# [Excerpt]
(begin)

Unlike bloggers like, say, Tim Worstall, more often than not I find myself in broad agreement with lefty Guardian columnist Polly Toynbee. But at times her arguments give me pause. A case in point is Tuesday's piece, Of course the wealthy want an immigration free-for-all, where she states:
Bercow and Labour hotly assert that migrants don't take jobs from British workers nor depress wages. But there is no evidence for this assertion. It is impossible to know what level wages might be at or how many unemployed might have been tugged into jobs at higher pay rates had Britain kept its doors shut to new EU citizens until their countries had caught up economically.
Blair and Brown embrace the inevitability of globalisation, but make a deliberately class-blind analysis. Migrants do bring GDP growth, but... They also hold down the pay rate for all other low-paid workers, keeping wage inflation remarkably low and the Bank of England very happy.
That sounds dangerously myopic to me. While some have accused Toynbee of being racist, Tim Worstall makes a different point - that hers is a selfish, 'Little Englander' perspective:
Put very simply, why does the concern about inequality seem to stop at the water’s edge? Why this insistence that we should only be looking at the effects within the nation? Are not those immigrants also our fellow humans, who deserve to share in the wealth and riches available? Should we not be concerned with international inequality as well?
Others are less kind. Talk Politics draws parallels between Toynbee's views and the policies of the BNP and the Nazis:
Ein Volk. Ein Reich. Eh, Polly?
A nice line in rhetoric, though it seems way over the top. In any event, as an economist I'm more concerned about the evidence. It appears that Polly has fallen foul of the so-called lump of labour fallacy - the notion that there are a fixed number of jobs, and that if an immigrant gets a job it must therefore be at the expense of a local worker. It's an argument often made, but it assumes, for example, that the immigrant workers are a good susbtitute for British workers. Yet we know that often immgrants take up jobs locals don't want (particularly when the labour market is tight, as now). It also ignores the positive growth impact of migrant consumption and investment activity.
Most of the recent economic evidence is against Polly. For example, Chris at Stumbling and Mumbling cites several pieces of UK and US research which suggest that migrant workers do not cost jobs, and indeed are positive for the economy. So too does Owen Barder. (I recommend readers have a look at both posts and the papers they cite).
However the evidence is not all one way. My previous post, In praise of foreign workers, cited similar studies to Chris and Owen, but also a recent DWP working paper on the impact of workers from Central and Eastern Europe. Among its findings was that:
At a sectoral level, by far the most significant observed changes have been in the agriculture and fishing sector. Here, employment appears to have grown sharply as a result of accession-worker migration, while there is some mixed evidence that growth in nominal wages has been reduced relative to the rest of the economy.

(end)

# [Data section]
(begin)

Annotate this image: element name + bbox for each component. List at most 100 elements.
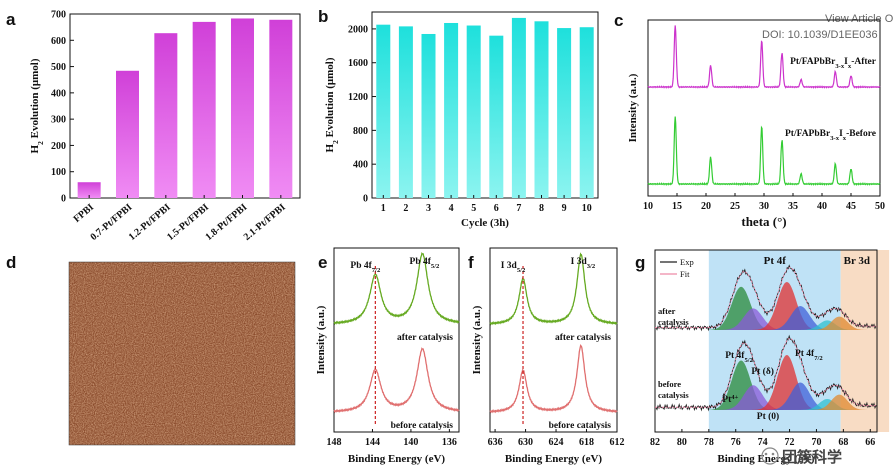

(end)

# [Problems]
1: In the post on Polly Toynbee's immigration column, which sector does the DWP working paper identify as showing by far the most significant observed changes?
2: List every blogger or blog, other than the author, that the post on Polly Toynbee's immigration column cites.
3: Say whether each statement agrees with the post on Polly Toynbee's immigration column, and quote the words that decide it: (a) The author usually disagrees with Toynbee. (b) The author finds the Talk Politics comparison excessive. (c) The author claims that all the evidence shows migrants do no harm to local workers.

# [Exercise solutions]
1: The agriculture and fishing sector.

2: Tim Worstall, Talk Politics, Chris at Stumbling and Mumbling, and Owen Barder.

3:
(a) No: "more often than not I find myself in broad agreement with lefty Guardian columnist Polly Toynbee."
(b) Yes: "A nice line in rhetoric, though it seems way over the top."
(c) No: "However the evidence is not all one way."